**Instruction**
Write down each entry again, exactly as it reads.

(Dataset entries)
— start —

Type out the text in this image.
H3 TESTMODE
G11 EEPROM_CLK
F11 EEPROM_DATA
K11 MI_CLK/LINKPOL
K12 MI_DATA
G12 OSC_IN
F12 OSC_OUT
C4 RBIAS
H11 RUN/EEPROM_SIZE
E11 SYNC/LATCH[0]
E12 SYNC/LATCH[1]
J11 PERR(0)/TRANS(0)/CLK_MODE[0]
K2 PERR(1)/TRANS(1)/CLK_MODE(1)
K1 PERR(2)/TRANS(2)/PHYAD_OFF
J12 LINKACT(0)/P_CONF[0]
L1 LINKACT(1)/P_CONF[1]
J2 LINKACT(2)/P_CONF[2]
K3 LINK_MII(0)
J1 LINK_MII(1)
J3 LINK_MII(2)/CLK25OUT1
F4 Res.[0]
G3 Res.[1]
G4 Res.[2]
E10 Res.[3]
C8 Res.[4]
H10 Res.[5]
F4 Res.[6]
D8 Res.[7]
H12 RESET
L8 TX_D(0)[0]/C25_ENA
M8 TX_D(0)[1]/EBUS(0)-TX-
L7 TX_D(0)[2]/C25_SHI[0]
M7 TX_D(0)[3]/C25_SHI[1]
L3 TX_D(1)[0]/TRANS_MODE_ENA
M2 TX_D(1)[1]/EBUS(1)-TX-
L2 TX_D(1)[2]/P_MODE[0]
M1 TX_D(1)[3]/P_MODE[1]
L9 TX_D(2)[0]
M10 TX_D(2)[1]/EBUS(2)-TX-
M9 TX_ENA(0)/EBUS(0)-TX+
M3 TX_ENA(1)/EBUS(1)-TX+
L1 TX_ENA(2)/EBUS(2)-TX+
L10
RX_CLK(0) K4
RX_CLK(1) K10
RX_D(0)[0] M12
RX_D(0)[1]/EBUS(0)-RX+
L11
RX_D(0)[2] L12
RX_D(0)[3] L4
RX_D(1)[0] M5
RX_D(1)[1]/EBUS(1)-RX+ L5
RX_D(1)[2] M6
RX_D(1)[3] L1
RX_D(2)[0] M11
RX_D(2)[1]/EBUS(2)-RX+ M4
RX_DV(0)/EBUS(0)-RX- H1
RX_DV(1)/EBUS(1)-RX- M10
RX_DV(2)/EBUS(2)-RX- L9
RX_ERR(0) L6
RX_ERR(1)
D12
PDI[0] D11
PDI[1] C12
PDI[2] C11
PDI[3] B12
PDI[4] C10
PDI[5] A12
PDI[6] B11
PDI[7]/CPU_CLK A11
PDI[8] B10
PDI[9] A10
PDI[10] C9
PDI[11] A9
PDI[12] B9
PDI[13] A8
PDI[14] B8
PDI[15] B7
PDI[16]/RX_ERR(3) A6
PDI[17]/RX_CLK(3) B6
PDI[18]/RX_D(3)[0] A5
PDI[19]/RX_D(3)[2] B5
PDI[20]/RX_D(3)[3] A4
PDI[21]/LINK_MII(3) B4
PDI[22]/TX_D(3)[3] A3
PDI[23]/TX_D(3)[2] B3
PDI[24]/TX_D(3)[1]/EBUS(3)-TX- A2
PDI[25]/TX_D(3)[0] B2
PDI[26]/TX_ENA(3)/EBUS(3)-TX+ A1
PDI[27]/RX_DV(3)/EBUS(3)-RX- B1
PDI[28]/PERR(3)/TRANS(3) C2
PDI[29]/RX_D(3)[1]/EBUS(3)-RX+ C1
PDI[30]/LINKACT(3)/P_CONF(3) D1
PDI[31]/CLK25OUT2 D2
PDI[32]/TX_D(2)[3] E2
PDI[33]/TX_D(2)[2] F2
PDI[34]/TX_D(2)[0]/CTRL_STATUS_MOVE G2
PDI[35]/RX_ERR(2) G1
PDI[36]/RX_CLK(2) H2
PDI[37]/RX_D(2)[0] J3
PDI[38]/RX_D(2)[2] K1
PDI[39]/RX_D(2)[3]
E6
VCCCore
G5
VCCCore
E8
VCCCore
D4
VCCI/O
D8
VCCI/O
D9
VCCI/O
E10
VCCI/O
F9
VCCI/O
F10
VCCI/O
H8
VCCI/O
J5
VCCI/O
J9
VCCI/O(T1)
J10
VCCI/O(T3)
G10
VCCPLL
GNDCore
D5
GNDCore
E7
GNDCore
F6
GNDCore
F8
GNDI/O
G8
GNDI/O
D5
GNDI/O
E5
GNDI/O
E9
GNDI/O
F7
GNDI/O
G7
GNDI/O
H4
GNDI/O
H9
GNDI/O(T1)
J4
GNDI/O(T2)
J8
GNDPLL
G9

— end —

**Task output**
Type out the text in this image.
H3 TESTMODE
G11 EEPROM_CLK
F11 EEPROM_DATA
K11 MI_CLK/LINKPOL
K12 MI_DATA
G12 OSC_IN
F12 OSC_OUT
C4 RBIAS
H11 RUN/EEPROM_SIZE
E11 SYNC/LATCH[0]
E12 SYNC/LATCH[1]
J11 PERR(0)/TRANS(0)/CLK_MODE[0]
K2 PERR(1)/TRANS(1)/CLK_MODE(1)
K1 PERR(2)/TRANS(2)/PHYAD_OFF
J12 LINKACT(0)/P_CONF[0]
L1 LINKACT(1)/P_CONF[1]
J2 LINKACT(2)/P_CONF[2]
K3 LINK_MII(0)
J1 LINK_MII(1)
J3 LINK_MII(2)/CLK25OUT1
F4 Res.[0]
G3 Res.[1]
G4 Res.[2]
E10 Res.[3]
C8 Res.[4]
H10 Res.[5]
F4 Res.[6]
D8 Res.[7]
H12 RESET
L8 TX_D(0)[0]/C25_ENA
M8 TX_D(0)[1]/EBUS(0)-TX-
L7 TX_D(0)[2]/C25_SHI[0]
M7 TX_D(0)[3]/C25_SHI[1]
L3 TX_D(1)[0]/TRANS_MODE_ENA
M2 TX_D(1)[1]/EBUS(1)-TX-
L2 TX_D(1)[2]/P_MODE[0]
M1 TX_D(1)[3]/P_MODE[1]
L9 TX_D(2)[0]
M10 TX_D(2)[1]/EBUS(2)-TX-
M9 TX_ENA(0)/EBUS(0)-TX+
M3 TX_ENA(1)/EBUS(1)-TX+
L1 TX_ENA(2)/EBUS(2)-TX+
L10
RX_CLK(0) K4
RX_CLK(1) K10
RX_D(0)[0] M12
RX_D(0)[1]/EBUS(0)-RX+
L11
RX_D(0)[2] L12
RX_D(0)[3] L4
RX_D(1)[0] M5
RX_D(1)[1]/EBUS(1)-RX+ L5
RX_D(1)[2] M6
RX_D(1)[3] L1
RX_D(2)[0] M11
RX_D(2)[1]/EBUS(2)-RX+ M4
RX_DV(0)/EBUS(0)-RX- H1
RX_DV(1)/EBUS(1)-RX- M10
RX_DV(2)/EBUS(2)-RX- L9
RX_ERR(0) L6
RX_ERR(1)
D12
PDI[0] D11
PDI[1] C12
PDI[2] C11
PDI[3] B12
PDI[4] C10
PDI[5] A12
PDI[6] B11
PDI[7]/CPU_CLK A11
PDI[8] B10
PDI[9] A10
PDI[10] C9
PDI[11] A9
PDI[12] B9
PDI[13] A8
PDI[14] B8
PDI[15] B7
PDI[16]/RX_ERR(3) A6
PDI[17]/RX_CLK(3) B6
PDI[18]/RX_D(3)[0] A5
PDI[19]/RX_D(3)[2] B5
PDI[20]/RX_D(3)[3] A4
PDI[21]/LINK_MII(3) B4
PDI[22]/TX_D(3)[3] A3
PDI[23]/TX_D(3)[2] B3
PDI[24]/TX_D(3)[1]/EBUS(3)-TX- A2
PDI[25]/TX_D(3)[0] B2
PDI[26]/TX_ENA(3)/EBUS(3)-TX+ A1
PDI[27]/RX_DV(3)/EBUS(3)-RX- B1
PDI[28]/PERR(3)/TRANS(3) C2
PDI[29]/RX_D(3)[1]/EBUS(3)-RX+ C1
PDI[30]/LINKACT(3)/P_CONF(3) D1
PDI[31]/CLK25OUT2 D2
PDI[32]/TX_D(2)[3] E2
PDI[33]/TX_D(2)[2] F2
PDI[34]/TX_D(2)[0]/CTRL_STATUS_MOVE G2
PDI[35]/RX_ERR(2) G1
PDI[36]/RX_CLK(2) H2
PDI[37]/RX_D(2)[0] J3
PDI[38]/RX_D(2)[2] K1
PDI[39]/RX_D(2)[3]
E6
VCCCore
G5
VCCCore
E8
VCCCore
D4
VCCI/O
D8
VCCI/O
D9
VCCI/O
E10
VCCI/O
F9
VCCI/O
F10
VCCI/O
H8
VCCI/O
J5
VCCI/O
J9
VCCI/O(T1)
J10
VCCI/O(T3)
G10
VCCPLL
GNDCore
D5
GNDCore
E7
GNDCore
F6
GNDCore
F8
GNDI/O
G8
GNDI/O
D5
GNDI/O
E5
GNDI/O
E9
GNDI/O
F7
GNDI/O
G7
GNDI/O
H4
GNDI/O
H9
GNDI/O(T1)
J4
GNDI/O(T2)
J8
GNDPLL
G9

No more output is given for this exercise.